§ RECORDS SHOWN:

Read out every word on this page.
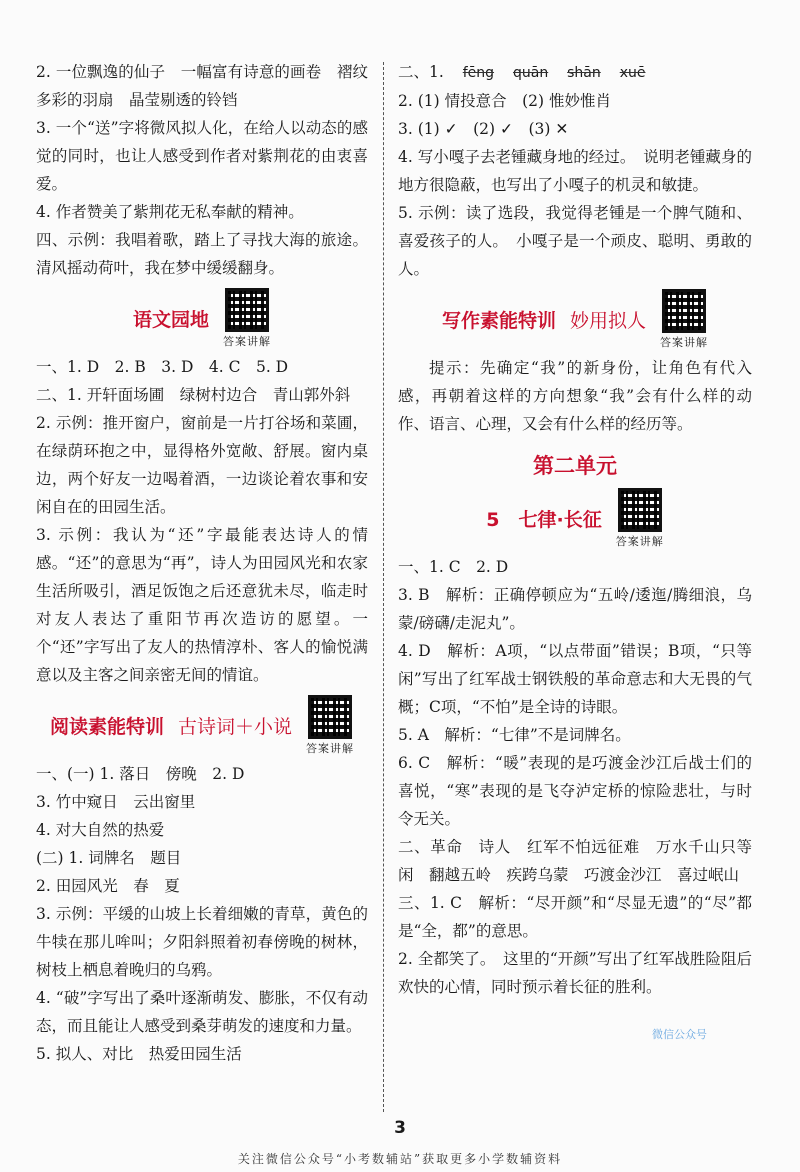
2. 一位飘逸的仙子　一幅富有诗意的画卷　褶纹多彩的羽扇　晶莹剔透的铃铛

3. 一个“送”字将微风拟人化，在给人以动态的感觉的同时，也让人感受到作者对紫荆花的由衷喜爱。

4. 作者赞美了紫荆花无私奉献的精神。

四、示例：我唱着歌，踏上了寻找大海的旅途。清风摇动荷叶，我在梦中缓缓翻身。

语文园地
答案讲解

一、1. D　2. B　3. D　4. C　5. D

二、1. 开轩面场圃　绿树村边合　青山郭外斜

2. 示例：推开窗户，窗前是一片打谷场和菜圃，在绿荫环抱之中，显得格外宽敞、舒展。窗内桌边，两个好友一边喝着酒，一边谈论着农事和安闲自在的田园生活。

3. 示例：我认为“还”字最能表达诗人的情感。“还”的意思为“再”，诗人为田园风光和农家生活所吸引，酒足饭饱之后还意犹未尽，临走时对友人表达了重阳节再次造访的愿望。一个“还”字写出了友人的热情淳朴、客人的愉悦满意以及主客之间亲密无间的情谊。

阅读素能特训 古诗词＋小说
答案讲解

一、(一) 1. 落日　傍晚　2. D

3. 竹中窥日　云出窗里

4. 对大自然的热爱

(二) 1. 词牌名　题目

2. 田园风光　春　夏

3. 示例：平缓的山坡上长着细嫩的青草，黄色的牛犊在那儿哞叫；夕阳斜照着初春傍晚的树林，树枝上栖息着晚归的乌鸦。

4. “破”字写出了桑叶逐渐萌发、膨胀，不仅有动态，而且能让人感受到桑芽萌发的速度和力量。

5. 拟人、对比　热爱田园生活

二、1. fēng quān shān xuē

2. (1) 情投意合　(2) 惟妙惟肖

3. (1) ✓　(2) ✓　(3) ✕

4. 写小嘎子去老锺藏身地的经过。　说明老锺藏身的地方很隐蔽，也写出了小嘎子的机灵和敏捷。

5. 示例：读了选段，我觉得老锺是一个脾气随和、喜爱孩子的人。　小嘎子是一个顽皮、聪明、勇敢的人。

写作素能特训 妙用拟人
答案讲解

提示：先确定“我”的新身份，让角色有代入感，再朝着这样的方向想象“我”会有什么样的动作、语言、心理，又会有什么样的经历等。

第二单元
5　七律·长征
答案讲解

一、1. C　2. D

3. B　解析：正确停顿应为“五岭/逶迤/腾细浪，乌蒙/磅礴/走泥丸”。

4. D　解析：A项，“以点带面”错误；B项，“只等闲”写出了红军战士钢铁般的革命意志和大无畏的气概；C项，“不怕”是全诗的诗眼。

5. A　解析：“七律”不是词牌名。

6. C　解析：“暖”表现的是巧渡金沙江后战士们的喜悦，“寒”表现的是飞夺泸定桥的惊险悲壮，与时令无关。

二、革命　诗人　红军不怕远征难　万水千山只等闲　翻越五岭　疾跨乌蒙　巧渡金沙江　喜过岷山

三、1. C　解析：“尽开颜”和“尽显无遗”的“尽”都是“全，都”的意思。

2. 全都笑了。　这里的“开颜”写出了红军战胜险阻后欢快的心情，同时预示着长征的胜利。

微信公众号
3
关注微信公众号“小考数辅站”获取更多小学数辅资料
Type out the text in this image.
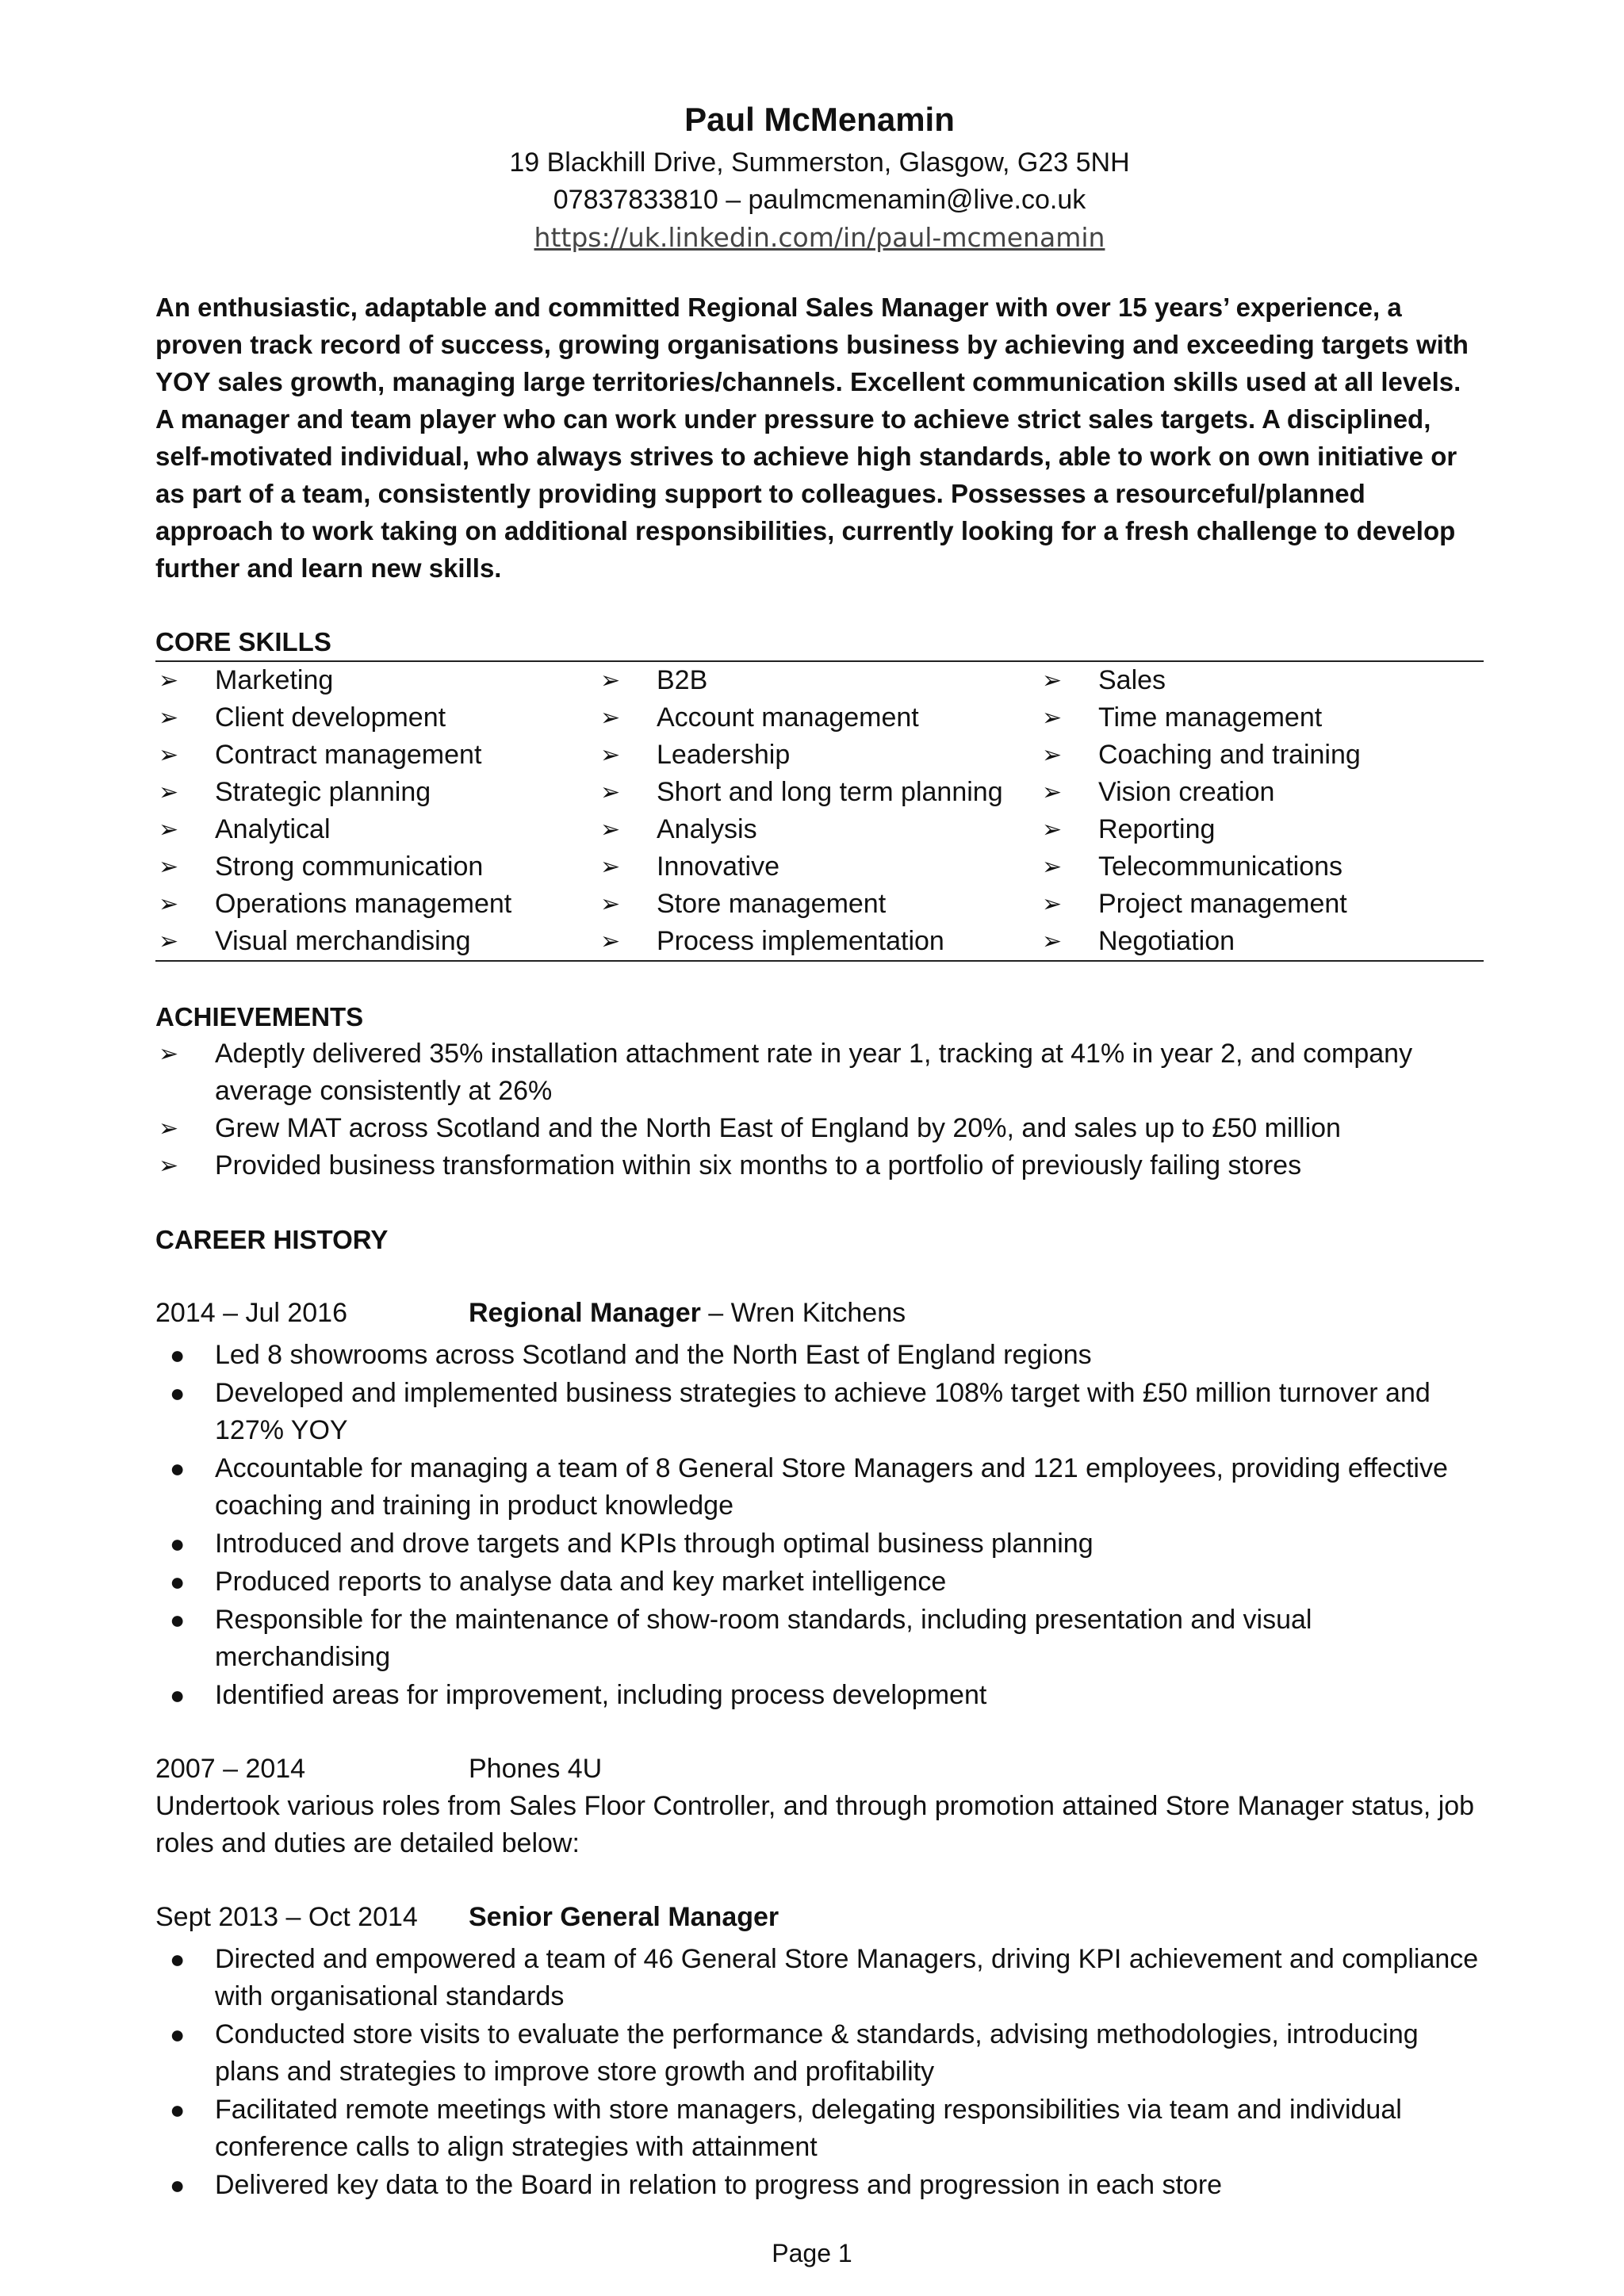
Paul McMenamin
19 Blackhill Drive, Summerston, Glasgow, G23 5NH
07837833810 – paulmcmenamin@live.co.uk
https://uk.linkedin.com/in/paul-mcmenamin
An enthusiastic, adaptable and committed Regional Sales Manager with over 15 years’ experience, a proven track record of success, growing organisations business by achieving and exceeding targets with YOY sales growth, managing large territories/channels. Excellent communication skills used at all levels. A manager and team player who can work under pressure to achieve strict sales targets. A disciplined, self-motivated individual, who always strives to achieve high standards, able to work on own initiative or as part of a team, consistently providing support to colleagues. Possesses a resourceful/planned approach to work taking on additional responsibilities, currently looking for a fresh challenge to develop further and learn new skills.
CORE SKILLS
➢ Marketing	➢ B2B	➢ Sales
➢ Client development	➢ Account management	➢ Time management
➢ Contract management	➢ Leadership	➢ Coaching and training
➢ Strategic planning	➢ Short and long term planning	➢ Vision creation
➢ Analytical	➢ Analysis	➢ Reporting
➢ Strong communication	➢ Innovative	➢ Telecommunications
➢ Operations management	➢ Store management	➢ Project management
➢ Visual merchandising	➢ Process implementation	➢ Negotiation
ACHIEVEMENTS
➢ Adeptly delivered 35% installation attachment rate in year 1, tracking at 41% in year 2, and company average consistently at 26%
➢ Grew MAT across Scotland and the North East of England by 20%, and sales up to £50 million
➢ Provided business transformation within six months to a portfolio of previously failing stores
CAREER HISTORY
2014 – Jul 2016	Regional Manager – Wren Kitchens
● Led 8 showrooms across Scotland and the North East of England regions
● Developed and implemented business strategies to achieve 108% target with £50 million turnover and 127% YOY
● Accountable for managing a team of 8 General Store Managers and 121 employees, providing effective coaching and training in product knowledge
● Introduced and drove targets and KPIs through optimal business planning
● Produced reports to analyse data and key market intelligence
● Responsible for the maintenance of show-room standards, including presentation and visual merchandising
● Identified areas for improvement, including process development
2007 – 2014	Phones 4U
Undertook various roles from Sales Floor Controller, and through promotion attained Store Manager status, job roles and duties are detailed below:
Sept 2013 – Oct 2014 Senior General Manager
● Directed and empowered a team of 46 General Store Managers, driving KPI achievement and compliance with organisational standards
● Conducted store visits to evaluate the performance & standards, advising methodologies, introducing plans and strategies to improve store growth and profitability
● Facilitated remote meetings with store managers, delegating responsibilities via team and individual conference calls to align strategies with attainment
● Delivered key data to the Board in relation to progress and progression in each store
Page 1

§ STATED EXERCISE: Copy out every line of the listing that includes the string "development".

§ RESPONSE TO THE TASK:
➢ Client development	➢ Account management	➢ Time management
● Identified areas for improvement, including process development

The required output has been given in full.